*WORK TO DO*: From the listing below, extract every line in which the word "footer" appears.

##### PROVIDED DATA #####

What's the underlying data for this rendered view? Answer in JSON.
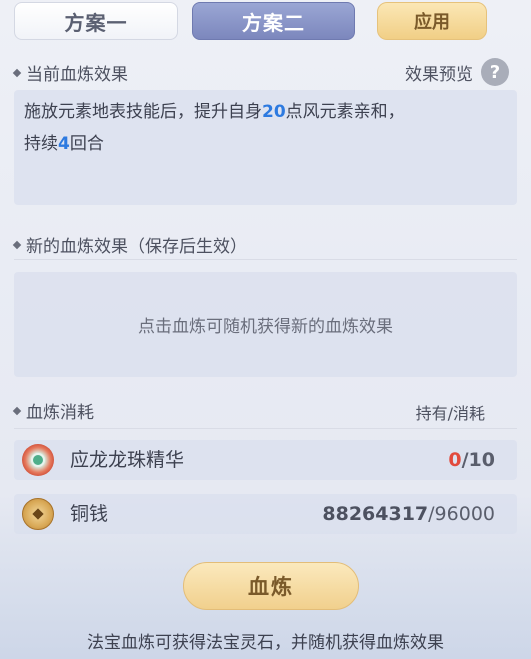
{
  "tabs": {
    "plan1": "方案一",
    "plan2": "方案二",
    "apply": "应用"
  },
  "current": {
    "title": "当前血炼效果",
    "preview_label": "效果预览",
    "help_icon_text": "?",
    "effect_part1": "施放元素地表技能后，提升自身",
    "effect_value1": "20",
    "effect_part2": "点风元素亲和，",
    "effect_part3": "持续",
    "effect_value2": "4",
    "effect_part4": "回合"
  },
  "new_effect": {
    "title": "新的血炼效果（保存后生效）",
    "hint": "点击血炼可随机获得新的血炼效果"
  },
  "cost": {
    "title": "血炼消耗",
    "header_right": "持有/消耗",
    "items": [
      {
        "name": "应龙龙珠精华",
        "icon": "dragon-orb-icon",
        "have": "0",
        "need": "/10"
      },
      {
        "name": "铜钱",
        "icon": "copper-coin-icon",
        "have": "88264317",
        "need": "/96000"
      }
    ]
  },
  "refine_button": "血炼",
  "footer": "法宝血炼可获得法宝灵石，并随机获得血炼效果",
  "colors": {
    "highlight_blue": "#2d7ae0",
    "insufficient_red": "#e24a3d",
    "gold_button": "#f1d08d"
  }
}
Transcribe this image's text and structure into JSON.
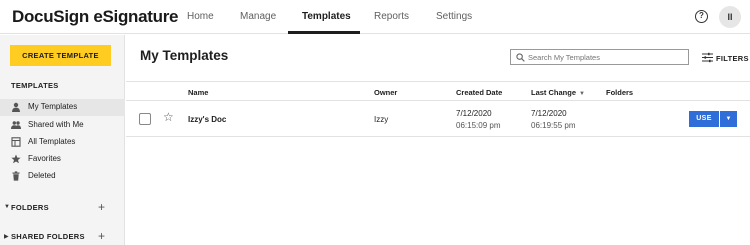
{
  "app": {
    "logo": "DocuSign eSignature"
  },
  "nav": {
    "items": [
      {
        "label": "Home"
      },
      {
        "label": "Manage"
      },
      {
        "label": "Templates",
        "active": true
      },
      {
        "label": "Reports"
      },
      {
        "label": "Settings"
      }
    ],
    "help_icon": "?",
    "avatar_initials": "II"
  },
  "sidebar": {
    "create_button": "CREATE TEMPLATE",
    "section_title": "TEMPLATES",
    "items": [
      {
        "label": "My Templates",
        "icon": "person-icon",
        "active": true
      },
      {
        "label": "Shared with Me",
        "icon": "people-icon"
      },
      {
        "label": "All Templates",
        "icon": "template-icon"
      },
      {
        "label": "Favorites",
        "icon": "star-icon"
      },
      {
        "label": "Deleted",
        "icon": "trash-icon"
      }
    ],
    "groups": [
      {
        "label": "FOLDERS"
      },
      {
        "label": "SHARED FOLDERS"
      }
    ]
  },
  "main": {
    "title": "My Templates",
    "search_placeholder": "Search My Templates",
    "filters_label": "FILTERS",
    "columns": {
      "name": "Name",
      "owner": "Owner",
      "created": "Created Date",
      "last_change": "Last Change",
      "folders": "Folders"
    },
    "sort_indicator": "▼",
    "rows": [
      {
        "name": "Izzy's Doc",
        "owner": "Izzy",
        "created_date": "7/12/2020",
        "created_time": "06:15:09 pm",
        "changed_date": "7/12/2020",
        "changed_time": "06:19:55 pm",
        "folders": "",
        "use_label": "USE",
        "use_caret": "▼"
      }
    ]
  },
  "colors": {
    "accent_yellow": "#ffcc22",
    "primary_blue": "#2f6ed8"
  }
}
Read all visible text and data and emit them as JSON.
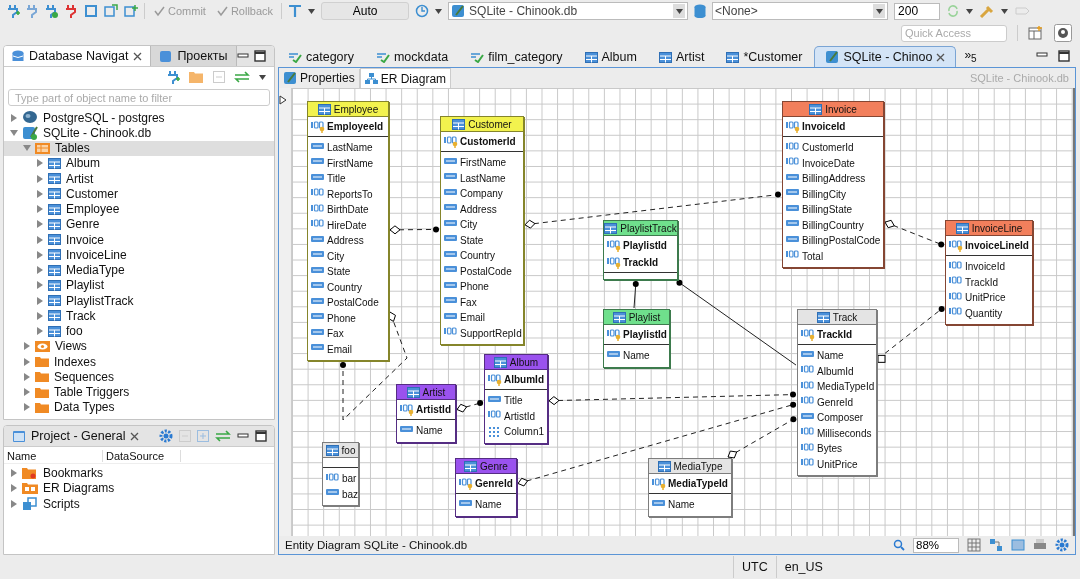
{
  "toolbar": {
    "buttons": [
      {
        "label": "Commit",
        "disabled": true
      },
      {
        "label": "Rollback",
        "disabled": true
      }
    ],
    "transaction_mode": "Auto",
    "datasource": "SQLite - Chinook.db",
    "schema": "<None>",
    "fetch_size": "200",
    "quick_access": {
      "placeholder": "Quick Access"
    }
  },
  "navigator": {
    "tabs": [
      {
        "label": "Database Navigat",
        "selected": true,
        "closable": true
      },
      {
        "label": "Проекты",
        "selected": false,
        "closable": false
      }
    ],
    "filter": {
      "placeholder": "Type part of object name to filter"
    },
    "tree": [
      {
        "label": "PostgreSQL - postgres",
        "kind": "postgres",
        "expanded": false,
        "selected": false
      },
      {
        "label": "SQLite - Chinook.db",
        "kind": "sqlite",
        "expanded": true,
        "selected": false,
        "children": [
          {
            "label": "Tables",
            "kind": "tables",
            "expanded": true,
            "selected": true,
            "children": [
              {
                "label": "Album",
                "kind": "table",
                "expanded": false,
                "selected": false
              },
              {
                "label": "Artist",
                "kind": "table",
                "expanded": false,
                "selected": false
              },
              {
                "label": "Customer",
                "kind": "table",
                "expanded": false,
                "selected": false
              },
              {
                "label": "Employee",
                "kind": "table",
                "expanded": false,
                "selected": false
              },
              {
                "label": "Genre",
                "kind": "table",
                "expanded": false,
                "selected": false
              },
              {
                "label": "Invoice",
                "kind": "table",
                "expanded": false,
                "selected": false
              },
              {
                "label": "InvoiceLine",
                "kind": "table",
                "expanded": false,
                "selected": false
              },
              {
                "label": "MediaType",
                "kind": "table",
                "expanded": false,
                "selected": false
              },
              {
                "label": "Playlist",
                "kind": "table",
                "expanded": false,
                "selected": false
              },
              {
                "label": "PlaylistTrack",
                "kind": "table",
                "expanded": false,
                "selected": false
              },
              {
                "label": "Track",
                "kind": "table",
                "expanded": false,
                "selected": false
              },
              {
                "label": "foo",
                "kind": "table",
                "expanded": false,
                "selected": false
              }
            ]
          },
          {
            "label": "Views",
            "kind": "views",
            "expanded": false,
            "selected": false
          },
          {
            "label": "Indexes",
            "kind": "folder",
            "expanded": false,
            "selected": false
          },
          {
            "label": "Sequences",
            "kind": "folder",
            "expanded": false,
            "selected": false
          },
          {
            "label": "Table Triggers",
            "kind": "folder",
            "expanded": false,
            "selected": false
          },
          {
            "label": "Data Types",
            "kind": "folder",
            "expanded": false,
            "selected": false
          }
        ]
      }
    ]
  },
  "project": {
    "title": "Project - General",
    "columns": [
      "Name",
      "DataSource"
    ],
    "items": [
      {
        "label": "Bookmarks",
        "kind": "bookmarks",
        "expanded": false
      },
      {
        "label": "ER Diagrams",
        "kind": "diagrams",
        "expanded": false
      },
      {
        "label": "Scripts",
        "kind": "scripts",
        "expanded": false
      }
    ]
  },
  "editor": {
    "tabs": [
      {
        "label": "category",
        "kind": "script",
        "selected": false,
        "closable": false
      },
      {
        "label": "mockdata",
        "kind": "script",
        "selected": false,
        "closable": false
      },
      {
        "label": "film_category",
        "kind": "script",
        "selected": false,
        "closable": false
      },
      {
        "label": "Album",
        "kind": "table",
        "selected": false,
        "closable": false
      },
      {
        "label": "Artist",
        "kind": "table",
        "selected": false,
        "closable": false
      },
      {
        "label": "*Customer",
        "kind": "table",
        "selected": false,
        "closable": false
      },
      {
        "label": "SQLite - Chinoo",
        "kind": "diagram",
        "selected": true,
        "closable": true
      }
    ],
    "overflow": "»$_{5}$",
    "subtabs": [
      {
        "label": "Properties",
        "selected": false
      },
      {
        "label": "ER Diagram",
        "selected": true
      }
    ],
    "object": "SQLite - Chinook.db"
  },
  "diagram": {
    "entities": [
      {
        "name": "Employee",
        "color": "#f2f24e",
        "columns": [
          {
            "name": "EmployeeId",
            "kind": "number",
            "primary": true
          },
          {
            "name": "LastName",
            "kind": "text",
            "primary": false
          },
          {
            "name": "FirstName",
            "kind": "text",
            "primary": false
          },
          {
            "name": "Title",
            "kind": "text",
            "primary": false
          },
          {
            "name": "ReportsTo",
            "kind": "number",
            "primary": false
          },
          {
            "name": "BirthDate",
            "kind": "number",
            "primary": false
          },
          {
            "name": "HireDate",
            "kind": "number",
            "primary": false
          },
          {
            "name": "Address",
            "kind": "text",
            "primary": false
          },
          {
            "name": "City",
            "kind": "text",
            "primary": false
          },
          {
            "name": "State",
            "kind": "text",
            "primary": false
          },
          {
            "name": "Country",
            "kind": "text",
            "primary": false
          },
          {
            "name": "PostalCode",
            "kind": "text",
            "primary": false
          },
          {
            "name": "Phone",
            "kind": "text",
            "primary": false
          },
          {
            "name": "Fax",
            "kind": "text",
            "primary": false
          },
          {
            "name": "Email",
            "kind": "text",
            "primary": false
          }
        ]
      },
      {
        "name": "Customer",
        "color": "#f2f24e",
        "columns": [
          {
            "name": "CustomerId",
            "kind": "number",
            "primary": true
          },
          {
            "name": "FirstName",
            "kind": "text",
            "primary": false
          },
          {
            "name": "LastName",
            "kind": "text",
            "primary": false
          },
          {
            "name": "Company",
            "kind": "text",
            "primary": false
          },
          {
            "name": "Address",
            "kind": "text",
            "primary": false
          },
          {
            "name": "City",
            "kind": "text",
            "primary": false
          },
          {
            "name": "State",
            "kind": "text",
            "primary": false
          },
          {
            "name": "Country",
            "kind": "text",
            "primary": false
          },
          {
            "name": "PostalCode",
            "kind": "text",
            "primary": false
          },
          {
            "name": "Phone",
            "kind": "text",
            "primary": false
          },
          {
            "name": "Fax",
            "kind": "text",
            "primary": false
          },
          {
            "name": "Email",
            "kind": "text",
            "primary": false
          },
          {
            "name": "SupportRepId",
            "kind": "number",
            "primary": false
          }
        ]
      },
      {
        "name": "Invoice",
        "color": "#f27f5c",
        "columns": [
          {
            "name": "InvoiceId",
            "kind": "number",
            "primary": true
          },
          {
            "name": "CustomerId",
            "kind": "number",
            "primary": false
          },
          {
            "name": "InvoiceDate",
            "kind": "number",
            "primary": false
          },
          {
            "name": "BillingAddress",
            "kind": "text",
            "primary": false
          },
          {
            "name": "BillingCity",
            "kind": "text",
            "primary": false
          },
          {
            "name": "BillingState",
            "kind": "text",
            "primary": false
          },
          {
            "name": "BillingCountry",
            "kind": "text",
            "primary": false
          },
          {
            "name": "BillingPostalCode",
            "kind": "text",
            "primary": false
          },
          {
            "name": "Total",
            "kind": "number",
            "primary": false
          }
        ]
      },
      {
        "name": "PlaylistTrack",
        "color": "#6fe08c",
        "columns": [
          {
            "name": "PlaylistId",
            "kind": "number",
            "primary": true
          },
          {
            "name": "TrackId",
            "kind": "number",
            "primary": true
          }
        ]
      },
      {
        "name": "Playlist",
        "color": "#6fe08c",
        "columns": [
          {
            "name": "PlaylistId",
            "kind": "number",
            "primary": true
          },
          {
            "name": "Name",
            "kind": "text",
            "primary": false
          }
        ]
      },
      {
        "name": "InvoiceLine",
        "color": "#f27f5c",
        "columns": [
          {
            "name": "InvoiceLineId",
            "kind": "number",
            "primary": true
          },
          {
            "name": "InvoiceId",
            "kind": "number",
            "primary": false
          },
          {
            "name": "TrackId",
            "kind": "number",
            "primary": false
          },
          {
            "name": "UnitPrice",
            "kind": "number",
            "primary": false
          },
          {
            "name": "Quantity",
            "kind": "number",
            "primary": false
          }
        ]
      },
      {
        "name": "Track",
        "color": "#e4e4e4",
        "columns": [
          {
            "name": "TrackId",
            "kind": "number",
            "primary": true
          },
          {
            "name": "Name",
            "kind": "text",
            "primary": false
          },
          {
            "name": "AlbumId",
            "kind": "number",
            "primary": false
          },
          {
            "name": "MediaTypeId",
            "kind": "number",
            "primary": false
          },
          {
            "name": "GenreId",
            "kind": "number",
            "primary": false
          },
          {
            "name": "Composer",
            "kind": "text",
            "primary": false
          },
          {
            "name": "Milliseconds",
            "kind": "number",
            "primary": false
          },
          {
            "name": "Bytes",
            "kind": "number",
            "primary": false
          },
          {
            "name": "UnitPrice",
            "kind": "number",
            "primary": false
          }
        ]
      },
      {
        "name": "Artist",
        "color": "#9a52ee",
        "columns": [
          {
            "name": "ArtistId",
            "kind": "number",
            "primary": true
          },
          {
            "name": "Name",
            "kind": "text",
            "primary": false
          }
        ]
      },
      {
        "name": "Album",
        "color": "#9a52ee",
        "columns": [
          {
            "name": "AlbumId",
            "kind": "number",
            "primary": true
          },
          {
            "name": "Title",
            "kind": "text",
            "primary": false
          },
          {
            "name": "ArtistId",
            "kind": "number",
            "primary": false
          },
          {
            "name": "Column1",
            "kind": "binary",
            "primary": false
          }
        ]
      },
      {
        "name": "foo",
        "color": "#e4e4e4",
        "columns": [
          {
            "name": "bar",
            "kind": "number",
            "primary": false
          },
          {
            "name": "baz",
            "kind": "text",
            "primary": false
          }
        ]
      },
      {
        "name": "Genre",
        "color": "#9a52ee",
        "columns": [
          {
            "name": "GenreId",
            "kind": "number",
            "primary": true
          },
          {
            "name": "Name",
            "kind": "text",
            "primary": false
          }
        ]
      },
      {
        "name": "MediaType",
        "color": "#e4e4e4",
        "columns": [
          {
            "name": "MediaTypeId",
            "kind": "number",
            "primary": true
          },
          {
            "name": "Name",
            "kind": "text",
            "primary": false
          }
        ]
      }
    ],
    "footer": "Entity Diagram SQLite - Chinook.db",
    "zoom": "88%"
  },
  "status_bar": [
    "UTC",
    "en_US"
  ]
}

#####

*WRITTEN ANSWER*:
  "footer": "法宝血炼可获得法宝灵石，并随机获得血炼效果",
    "footer": "Entity Diagram SQLite - Chinook.db",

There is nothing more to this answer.